■ INSTRUCTIONS TO FOLLOW: For each line of the data below that holds "Soapy", copy the line.
# Start of STORED ROWS
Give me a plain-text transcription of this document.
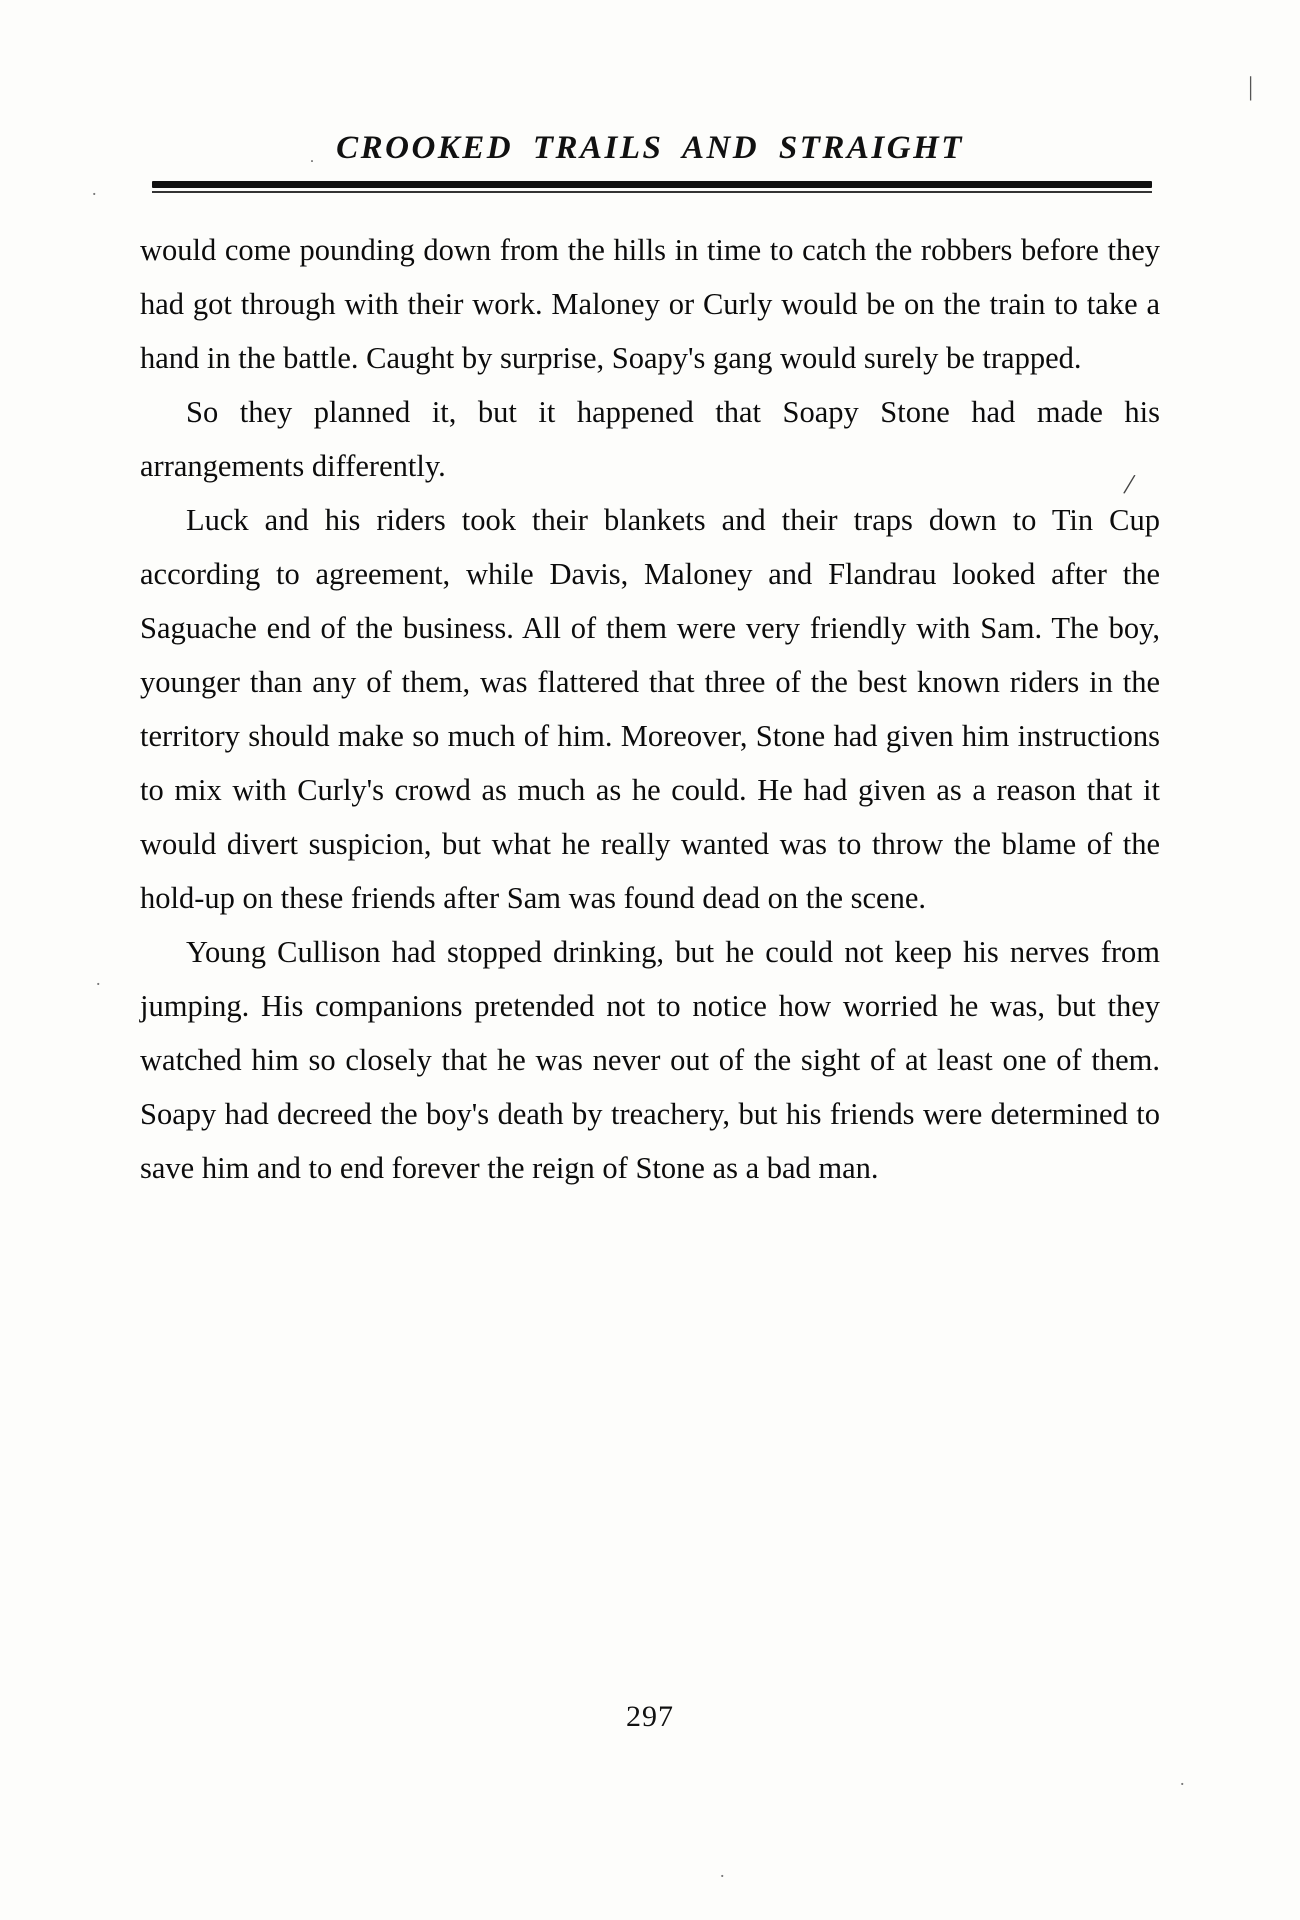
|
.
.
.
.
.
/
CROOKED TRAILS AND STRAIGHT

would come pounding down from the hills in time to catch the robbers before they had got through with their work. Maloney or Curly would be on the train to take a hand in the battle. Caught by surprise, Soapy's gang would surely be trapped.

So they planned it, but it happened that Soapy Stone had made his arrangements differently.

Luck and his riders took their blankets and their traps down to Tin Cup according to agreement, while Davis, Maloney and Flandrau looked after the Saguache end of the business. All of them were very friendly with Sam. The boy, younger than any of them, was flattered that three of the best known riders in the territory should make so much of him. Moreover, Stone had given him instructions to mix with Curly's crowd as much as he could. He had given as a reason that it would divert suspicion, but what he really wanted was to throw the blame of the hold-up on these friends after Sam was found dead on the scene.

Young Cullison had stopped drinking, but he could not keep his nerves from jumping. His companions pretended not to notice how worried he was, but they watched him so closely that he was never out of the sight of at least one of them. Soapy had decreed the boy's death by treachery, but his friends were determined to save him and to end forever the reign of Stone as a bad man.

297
# End of STORED ROWS
■ RESPONSE BELOW:
would come pounding down from the hills in time to catch the robbers before they had got through with their work. Maloney or Curly would be on the train to take a hand in the battle. Caught by surprise, Soapy's gang would surely be trapped.
So they planned it, but it happened that Soapy Stone had made his arrangements differently.
Young Cullison had stopped drinking, but he could not keep his nerves from jumping. His companions pretended not to notice how worried he was, but they watched him so closely that he was never out of the sight of at least one of them. Soapy had decreed the boy's death by treachery, but his friends were determined to save him and to end forever the reign of Stone as a bad man.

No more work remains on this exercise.